*Texto aportado*.
☆ ☆ ☆
Son los helenos, y no Heracles, quienes pusieron en comunicación todas las orillas del Mediterráneo, para obtener las Yeguas de Diómedes, el ganado de Gerión, las manzanas de las Hespérides o el cinturón de Hipólita. El trabajo más arduo fue abrir las puertas del infierno, después de atar al Cerbero, su guardián. Hoy sería necesario poner un bozal a los poderosos intereses que solo se nutren de dinero y fabrican infiernos en distintos lugares del planeta. Incluso amenazan el futuro de las próximas generaciones. No solamente los jóvenes griegos vivirán peor que sus padres, a causa de la especulación, primero, y la crisis financiera, después. Ha aumentado el conjunto de la humanidad hambrienta hasta más de mil millones. Se empobrecen los más pobres y se enriquecen aún más los especuladores.
Hay que volver a Grecia y, concretamente, a Atenas, con el fin de encontrar las huellas de la democracia y sumarse a una asamblea donde se decide el futuro común. Enfrente de la Acrópolis, entre bosques y cerros, se levanta la colina Pnyx. En su cima todavía hay restos del estrado donde intervenían los oradores, mientras los demás ciudadanos llenaban sus laderas. También se distingue el reloj de sol que definía el tiempo de la asamblea. En su centro ha crecido un olivo silvestre, que la tradición asocia a la diosa Atenea, junto con la lechuza. Una vez que el tiempo contado en milenios la ha despojado del casco, el escudo y la lanza, esos dos símbolos todavía viven.
☆ ☆ ☆
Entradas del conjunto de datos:
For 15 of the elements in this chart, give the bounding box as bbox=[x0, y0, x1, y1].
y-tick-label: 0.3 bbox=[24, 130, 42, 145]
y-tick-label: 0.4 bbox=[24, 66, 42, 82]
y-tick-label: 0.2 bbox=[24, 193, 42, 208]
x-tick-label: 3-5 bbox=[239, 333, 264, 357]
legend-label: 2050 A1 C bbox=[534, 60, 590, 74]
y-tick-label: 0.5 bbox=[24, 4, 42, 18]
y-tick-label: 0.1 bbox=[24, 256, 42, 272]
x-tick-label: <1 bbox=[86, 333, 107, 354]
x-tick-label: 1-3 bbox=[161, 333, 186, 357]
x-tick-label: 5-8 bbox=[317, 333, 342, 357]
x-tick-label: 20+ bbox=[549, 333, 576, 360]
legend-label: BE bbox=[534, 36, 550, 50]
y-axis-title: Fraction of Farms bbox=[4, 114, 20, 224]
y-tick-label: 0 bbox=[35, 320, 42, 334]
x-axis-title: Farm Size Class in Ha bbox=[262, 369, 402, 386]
☆ ☆ ☆
*Enunciado 1*.
Responde según el texto aportado:
(a) ¿Cuál fue el trabajo más arduo?
(b) ¿Hasta qué cifra ha aumentado la humanidad hambrienta?
(c) ¿Qué colina se levanta enfrente de la Acrópolis?
*Enunciado 2*. Reproduce sin cambios el pasaje del texto aportado que va desde "Hay que volver" hasta "símbolos todavía viven.".

*Respuesta 1*.
(a) Abrir las puertas del infierno, después de atar al Cerbero, su guardián.
(b) Hasta más de mil millones.
(c) La colina Pnyx.

*Respuesta 2*.
Hay que volver a Grecia y, concretamente, a Atenas, con el fin de encontrar las huellas de la democracia y sumarse a una asamblea donde se decide el futuro común. Enfrente de la Acrópolis, entre bosques y cerros, se levanta la colina Pnyx. En su cima todavía hay restos del estrado donde intervenían los oradores, mientras los demás ciudadanos llenaban sus laderas. También se distingue el reloj de sol que definía el tiempo de la asamblea. En su centro ha crecido un olivo silvestre, que la tradición asocia a la diosa Atenea, junto con la lechuza. Una vez que el tiempo contado en milenios la ha despojado del casco, el escudo y la lanza, esos dos símbolos todavía viven.